Scan the entries below. List each line with "школе".

---------- SUPPLIED RECORDS ----------

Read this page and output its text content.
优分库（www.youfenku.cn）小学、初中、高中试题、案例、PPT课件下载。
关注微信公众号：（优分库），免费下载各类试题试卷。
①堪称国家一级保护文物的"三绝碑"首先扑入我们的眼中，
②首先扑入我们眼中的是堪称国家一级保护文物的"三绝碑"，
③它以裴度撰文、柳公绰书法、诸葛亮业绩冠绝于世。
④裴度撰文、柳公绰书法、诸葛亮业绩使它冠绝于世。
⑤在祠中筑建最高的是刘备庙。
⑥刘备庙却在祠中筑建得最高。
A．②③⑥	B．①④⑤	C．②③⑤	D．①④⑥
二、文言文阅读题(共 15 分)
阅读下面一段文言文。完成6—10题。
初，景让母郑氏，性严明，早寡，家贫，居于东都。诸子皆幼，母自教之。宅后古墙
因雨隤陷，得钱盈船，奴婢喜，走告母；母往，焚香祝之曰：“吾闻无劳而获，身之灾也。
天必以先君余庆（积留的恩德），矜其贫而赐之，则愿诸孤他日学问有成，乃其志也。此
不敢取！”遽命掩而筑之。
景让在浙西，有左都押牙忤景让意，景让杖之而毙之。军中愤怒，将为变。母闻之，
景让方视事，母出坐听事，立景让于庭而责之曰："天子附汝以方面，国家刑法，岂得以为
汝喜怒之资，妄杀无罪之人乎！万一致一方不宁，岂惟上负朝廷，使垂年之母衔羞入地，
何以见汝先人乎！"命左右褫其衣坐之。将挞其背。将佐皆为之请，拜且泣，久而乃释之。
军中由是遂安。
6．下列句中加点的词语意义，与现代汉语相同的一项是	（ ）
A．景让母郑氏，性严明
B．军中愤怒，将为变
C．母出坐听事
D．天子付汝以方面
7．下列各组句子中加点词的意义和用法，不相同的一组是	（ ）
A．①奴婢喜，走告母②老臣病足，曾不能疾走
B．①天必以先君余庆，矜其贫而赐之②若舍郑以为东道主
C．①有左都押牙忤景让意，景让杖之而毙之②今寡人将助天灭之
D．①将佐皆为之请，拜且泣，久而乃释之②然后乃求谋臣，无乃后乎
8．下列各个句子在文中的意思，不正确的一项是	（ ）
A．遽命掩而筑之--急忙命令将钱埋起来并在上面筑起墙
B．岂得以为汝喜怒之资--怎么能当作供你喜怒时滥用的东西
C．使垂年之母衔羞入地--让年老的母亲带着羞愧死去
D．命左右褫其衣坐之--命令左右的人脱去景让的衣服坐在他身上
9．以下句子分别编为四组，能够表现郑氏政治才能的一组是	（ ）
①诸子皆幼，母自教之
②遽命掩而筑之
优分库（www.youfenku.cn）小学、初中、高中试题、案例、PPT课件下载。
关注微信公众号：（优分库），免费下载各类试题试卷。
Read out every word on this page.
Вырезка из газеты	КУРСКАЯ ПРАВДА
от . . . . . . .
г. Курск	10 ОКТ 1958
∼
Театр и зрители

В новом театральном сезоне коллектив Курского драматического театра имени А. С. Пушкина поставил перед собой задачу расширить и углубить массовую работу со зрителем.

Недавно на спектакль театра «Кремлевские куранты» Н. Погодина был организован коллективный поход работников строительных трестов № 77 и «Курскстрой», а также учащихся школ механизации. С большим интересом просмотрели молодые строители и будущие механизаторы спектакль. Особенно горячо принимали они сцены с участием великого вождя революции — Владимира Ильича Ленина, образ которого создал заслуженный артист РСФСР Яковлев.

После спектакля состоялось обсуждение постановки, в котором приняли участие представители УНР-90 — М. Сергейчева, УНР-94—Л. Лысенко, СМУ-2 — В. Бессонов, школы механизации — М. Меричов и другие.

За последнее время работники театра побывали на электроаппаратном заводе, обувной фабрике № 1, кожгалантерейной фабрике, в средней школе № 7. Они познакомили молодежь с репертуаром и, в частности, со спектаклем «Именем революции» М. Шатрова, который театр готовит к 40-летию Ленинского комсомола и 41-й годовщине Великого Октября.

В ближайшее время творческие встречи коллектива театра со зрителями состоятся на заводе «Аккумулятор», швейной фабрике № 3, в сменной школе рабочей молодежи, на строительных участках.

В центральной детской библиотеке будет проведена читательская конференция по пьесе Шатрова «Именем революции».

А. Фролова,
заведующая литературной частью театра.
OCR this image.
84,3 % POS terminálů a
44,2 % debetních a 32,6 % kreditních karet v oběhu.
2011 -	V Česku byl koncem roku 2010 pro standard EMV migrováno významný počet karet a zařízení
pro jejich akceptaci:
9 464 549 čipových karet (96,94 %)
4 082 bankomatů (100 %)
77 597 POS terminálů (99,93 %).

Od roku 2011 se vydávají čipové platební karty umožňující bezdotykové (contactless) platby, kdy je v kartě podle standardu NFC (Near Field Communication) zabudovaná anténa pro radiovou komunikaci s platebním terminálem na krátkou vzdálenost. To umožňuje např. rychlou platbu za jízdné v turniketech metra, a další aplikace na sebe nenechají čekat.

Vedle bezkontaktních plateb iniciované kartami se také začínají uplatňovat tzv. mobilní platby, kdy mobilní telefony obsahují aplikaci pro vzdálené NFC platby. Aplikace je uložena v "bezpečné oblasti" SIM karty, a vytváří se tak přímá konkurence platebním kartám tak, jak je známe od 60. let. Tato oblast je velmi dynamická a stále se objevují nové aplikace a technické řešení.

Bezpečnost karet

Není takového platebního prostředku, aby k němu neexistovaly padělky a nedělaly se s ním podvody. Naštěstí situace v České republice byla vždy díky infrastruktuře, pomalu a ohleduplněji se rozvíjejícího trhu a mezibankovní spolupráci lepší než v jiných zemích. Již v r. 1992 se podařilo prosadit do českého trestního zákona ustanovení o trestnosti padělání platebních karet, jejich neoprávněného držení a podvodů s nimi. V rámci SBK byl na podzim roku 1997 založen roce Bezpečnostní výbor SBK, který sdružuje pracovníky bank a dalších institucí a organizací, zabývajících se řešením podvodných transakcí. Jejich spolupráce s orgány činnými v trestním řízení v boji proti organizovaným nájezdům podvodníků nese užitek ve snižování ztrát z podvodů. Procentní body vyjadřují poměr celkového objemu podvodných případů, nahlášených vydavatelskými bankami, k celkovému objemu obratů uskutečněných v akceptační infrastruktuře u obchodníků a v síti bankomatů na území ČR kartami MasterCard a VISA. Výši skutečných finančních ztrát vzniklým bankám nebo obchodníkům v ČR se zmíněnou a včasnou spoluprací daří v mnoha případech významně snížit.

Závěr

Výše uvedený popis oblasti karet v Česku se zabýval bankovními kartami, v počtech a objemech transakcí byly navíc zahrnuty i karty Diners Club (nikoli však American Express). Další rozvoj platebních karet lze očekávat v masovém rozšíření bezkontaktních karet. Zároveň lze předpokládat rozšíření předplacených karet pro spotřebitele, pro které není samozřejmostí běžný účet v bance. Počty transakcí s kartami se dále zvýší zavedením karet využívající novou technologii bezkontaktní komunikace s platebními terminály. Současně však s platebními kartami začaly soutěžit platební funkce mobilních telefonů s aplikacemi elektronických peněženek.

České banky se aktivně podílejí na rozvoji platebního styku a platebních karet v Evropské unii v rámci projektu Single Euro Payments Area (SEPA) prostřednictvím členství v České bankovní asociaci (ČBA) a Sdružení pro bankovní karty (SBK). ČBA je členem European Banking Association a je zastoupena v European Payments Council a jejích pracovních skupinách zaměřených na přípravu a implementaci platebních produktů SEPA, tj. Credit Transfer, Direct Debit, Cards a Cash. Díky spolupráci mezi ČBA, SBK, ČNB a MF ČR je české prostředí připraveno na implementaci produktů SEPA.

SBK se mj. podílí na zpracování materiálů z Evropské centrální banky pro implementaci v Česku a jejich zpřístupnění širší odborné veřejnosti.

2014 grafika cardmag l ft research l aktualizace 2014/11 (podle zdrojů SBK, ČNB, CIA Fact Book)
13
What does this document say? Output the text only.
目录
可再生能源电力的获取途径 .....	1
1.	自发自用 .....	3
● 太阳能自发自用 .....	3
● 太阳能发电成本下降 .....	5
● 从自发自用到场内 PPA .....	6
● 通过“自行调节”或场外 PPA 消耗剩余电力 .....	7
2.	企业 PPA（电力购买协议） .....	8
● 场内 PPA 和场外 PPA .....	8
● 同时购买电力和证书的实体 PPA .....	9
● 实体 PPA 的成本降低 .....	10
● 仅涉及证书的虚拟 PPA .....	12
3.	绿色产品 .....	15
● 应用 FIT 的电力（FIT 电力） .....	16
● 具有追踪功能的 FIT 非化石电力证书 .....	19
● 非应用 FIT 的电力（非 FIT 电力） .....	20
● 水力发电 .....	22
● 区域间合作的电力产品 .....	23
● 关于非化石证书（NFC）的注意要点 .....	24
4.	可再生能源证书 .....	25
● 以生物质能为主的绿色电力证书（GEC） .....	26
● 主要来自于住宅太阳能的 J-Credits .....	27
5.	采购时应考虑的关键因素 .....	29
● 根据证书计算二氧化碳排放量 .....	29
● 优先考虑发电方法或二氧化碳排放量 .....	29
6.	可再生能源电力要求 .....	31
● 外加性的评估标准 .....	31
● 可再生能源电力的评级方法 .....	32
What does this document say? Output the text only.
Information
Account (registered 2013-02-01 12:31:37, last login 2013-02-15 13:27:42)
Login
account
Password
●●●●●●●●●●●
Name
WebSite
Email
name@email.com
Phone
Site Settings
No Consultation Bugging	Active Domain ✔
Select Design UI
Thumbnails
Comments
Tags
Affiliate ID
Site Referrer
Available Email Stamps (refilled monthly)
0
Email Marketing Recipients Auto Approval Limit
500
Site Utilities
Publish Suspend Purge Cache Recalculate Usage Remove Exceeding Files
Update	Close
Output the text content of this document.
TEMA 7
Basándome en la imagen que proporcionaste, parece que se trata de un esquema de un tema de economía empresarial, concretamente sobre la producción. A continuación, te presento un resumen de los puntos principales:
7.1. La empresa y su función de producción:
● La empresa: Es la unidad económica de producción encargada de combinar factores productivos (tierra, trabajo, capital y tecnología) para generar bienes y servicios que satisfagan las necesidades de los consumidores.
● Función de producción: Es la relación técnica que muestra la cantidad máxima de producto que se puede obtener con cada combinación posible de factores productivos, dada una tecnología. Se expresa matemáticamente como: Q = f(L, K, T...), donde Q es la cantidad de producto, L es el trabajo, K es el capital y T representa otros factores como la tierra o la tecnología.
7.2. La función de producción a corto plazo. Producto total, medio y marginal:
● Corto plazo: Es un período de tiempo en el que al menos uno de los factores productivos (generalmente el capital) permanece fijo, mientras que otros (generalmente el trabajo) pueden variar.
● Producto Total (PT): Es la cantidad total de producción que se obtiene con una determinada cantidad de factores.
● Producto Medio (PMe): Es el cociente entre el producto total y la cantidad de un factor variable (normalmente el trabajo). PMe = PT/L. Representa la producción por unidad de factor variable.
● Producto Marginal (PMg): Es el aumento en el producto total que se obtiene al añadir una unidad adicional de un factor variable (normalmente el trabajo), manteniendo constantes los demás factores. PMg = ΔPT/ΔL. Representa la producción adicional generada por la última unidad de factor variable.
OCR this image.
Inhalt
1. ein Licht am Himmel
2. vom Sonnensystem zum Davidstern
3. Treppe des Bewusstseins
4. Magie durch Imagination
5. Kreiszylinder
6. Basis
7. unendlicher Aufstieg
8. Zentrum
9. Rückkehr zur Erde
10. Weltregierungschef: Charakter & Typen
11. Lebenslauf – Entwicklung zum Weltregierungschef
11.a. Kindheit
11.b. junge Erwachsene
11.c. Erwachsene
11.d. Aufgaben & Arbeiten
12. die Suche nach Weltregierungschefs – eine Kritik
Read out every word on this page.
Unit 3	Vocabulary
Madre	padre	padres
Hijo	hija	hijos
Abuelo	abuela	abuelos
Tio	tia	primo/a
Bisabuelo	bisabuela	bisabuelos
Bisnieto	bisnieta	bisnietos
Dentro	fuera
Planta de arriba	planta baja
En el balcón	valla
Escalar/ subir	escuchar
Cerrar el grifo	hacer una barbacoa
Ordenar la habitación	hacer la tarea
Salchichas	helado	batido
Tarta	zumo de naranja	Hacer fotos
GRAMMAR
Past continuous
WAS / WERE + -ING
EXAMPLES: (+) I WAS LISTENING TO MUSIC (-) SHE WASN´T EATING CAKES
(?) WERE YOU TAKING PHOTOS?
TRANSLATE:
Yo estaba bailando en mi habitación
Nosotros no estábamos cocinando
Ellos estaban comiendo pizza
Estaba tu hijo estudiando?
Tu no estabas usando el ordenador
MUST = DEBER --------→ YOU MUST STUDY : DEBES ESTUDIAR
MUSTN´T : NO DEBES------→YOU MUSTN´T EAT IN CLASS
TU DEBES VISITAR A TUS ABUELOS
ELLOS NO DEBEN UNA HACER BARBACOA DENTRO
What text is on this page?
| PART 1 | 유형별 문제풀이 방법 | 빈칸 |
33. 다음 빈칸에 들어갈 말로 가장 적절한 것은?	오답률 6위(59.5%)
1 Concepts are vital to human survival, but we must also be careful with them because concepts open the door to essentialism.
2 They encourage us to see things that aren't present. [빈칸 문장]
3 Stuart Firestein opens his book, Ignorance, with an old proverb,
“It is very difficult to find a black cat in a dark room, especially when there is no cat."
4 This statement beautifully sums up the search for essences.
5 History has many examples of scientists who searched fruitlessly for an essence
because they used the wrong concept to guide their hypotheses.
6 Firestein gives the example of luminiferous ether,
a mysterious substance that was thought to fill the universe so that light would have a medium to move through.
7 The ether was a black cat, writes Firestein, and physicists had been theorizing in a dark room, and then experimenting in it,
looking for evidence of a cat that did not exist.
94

----------

- TASK ANSWER
За последнее время работники театра побывали на электроаппаратном заводе, обувной фабрике № 1, кожгалантерейной фабрике, в средней школе № 7. Они познакомили молодежь с репертуаром и, в частности, со спектаклем «Именем революции» М. Шатрова, который театр готовит к 40-летию Ленинского комсомола и 41-й годовщине Великого Октября.
В ближайшее время творческие встречи коллектива театра со зрителями состоятся на заводе «Аккумулятор», швейной фабрике № 3, в сменной школе рабочей молодежи, на строительных участках.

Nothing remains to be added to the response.